-- EXTRACTED MATERIAL start --

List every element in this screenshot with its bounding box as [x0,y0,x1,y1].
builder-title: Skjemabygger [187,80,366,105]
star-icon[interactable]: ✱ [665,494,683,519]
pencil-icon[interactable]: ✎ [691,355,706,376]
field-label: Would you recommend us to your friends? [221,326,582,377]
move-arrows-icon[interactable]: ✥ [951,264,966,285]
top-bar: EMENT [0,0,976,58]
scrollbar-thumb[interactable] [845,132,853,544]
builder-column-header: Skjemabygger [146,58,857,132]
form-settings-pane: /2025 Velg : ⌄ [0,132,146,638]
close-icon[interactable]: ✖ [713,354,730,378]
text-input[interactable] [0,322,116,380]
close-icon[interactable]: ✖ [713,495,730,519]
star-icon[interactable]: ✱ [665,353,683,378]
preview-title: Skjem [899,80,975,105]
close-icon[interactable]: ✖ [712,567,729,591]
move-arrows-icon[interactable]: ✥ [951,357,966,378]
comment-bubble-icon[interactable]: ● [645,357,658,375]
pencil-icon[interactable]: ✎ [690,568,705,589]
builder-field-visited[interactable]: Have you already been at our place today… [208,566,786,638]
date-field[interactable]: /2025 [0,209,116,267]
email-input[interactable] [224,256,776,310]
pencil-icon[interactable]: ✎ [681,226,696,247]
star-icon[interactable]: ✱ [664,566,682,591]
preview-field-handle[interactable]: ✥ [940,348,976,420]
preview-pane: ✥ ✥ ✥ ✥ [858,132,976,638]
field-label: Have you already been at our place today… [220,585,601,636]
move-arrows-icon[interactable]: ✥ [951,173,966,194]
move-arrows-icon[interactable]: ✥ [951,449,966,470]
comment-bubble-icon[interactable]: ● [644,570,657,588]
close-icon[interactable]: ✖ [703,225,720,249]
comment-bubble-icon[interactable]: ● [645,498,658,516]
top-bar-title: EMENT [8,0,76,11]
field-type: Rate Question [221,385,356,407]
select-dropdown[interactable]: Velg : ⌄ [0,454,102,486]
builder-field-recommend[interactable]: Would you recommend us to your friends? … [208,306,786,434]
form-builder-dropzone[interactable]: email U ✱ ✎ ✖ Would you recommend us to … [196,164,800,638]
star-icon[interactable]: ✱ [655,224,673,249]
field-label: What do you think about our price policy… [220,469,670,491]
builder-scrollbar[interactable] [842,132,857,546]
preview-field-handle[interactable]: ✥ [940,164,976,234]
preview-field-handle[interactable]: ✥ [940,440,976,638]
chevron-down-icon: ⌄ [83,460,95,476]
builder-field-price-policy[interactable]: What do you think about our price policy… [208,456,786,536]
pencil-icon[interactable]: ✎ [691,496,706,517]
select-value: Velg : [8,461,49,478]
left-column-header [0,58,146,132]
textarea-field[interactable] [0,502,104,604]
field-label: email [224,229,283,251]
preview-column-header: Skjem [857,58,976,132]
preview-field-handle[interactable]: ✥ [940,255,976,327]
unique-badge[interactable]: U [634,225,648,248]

-- EXTRACTED MATERIAL end --

**PROBLEM STATEMENT**: Please write out the rows above again, swapping each "pencil-icon" for "edit-icon" and leaving everything else unchanged.

**REPLY**:
List every element in this screenshot with its bounding box as [x0,y0,x1,y1].
builder-title: Skjemabygger [187,80,366,105]
star-icon[interactable]: ✱ [665,494,683,519]
edit-icon[interactable]: ✎ [691,355,706,376]
field-label: Would you recommend us to your friends? [221,326,582,377]
move-arrows-icon[interactable]: ✥ [951,264,966,285]
top-bar: EMENT [0,0,976,58]
scrollbar-thumb[interactable] [845,132,853,544]
builder-column-header: Skjemabygger [146,58,857,132]
form-settings-pane: /2025 Velg : ⌄ [0,132,146,638]
close-icon[interactable]: ✖ [713,354,730,378]
text-input[interactable] [0,322,116,380]
close-icon[interactable]: ✖ [713,495,730,519]
star-icon[interactable]: ✱ [665,353,683,378]
preview-title: Skjem [899,80,975,105]
close-icon[interactable]: ✖ [712,567,729,591]
move-arrows-icon[interactable]: ✥ [951,357,966,378]
comment-bubble-icon[interactable]: ● [645,357,658,375]
edit-icon[interactable]: ✎ [690,568,705,589]
builder-field-visited[interactable]: Have you already been at our place today… [208,566,786,638]
date-field[interactable]: /2025 [0,209,116,267]
email-input[interactable] [224,256,776,310]
edit-icon[interactable]: ✎ [681,226,696,247]
star-icon[interactable]: ✱ [664,566,682,591]
preview-field-handle[interactable]: ✥ [940,348,976,420]
preview-pane: ✥ ✥ ✥ ✥ [858,132,976,638]
field-label: Have you already been at our place today… [220,585,601,636]
move-arrows-icon[interactable]: ✥ [951,173,966,194]
move-arrows-icon[interactable]: ✥ [951,449,966,470]
comment-bubble-icon[interactable]: ● [644,570,657,588]
close-icon[interactable]: ✖ [703,225,720,249]
comment-bubble-icon[interactable]: ● [645,498,658,516]
top-bar-title: EMENT [8,0,76,11]
field-type: Rate Question [221,385,356,407]
select-dropdown[interactable]: Velg : ⌄ [0,454,102,486]
builder-field-recommend[interactable]: Would you recommend us to your friends? … [208,306,786,434]
form-builder-dropzone[interactable]: email U ✱ ✎ ✖ Would you recommend us to … [196,164,800,638]
star-icon[interactable]: ✱ [655,224,673,249]
field-label: What do you think about our price policy… [220,469,670,491]
builder-scrollbar[interactable] [842,132,857,546]
preview-field-handle[interactable]: ✥ [940,164,976,234]
preview-field-handle[interactable]: ✥ [940,440,976,638]
chevron-down-icon: ⌄ [83,460,95,476]
builder-field-price-policy[interactable]: What do you think about our price policy… [208,456,786,536]
edit-icon[interactable]: ✎ [691,496,706,517]
select-value: Velg : [8,461,49,478]
left-column-header [0,58,146,132]
textarea-field[interactable] [0,502,104,604]
field-label: email [224,229,283,251]
preview-column-header: Skjem [857,58,976,132]
preview-field-handle[interactable]: ✥ [940,255,976,327]
unique-badge[interactable]: U [634,225,648,248]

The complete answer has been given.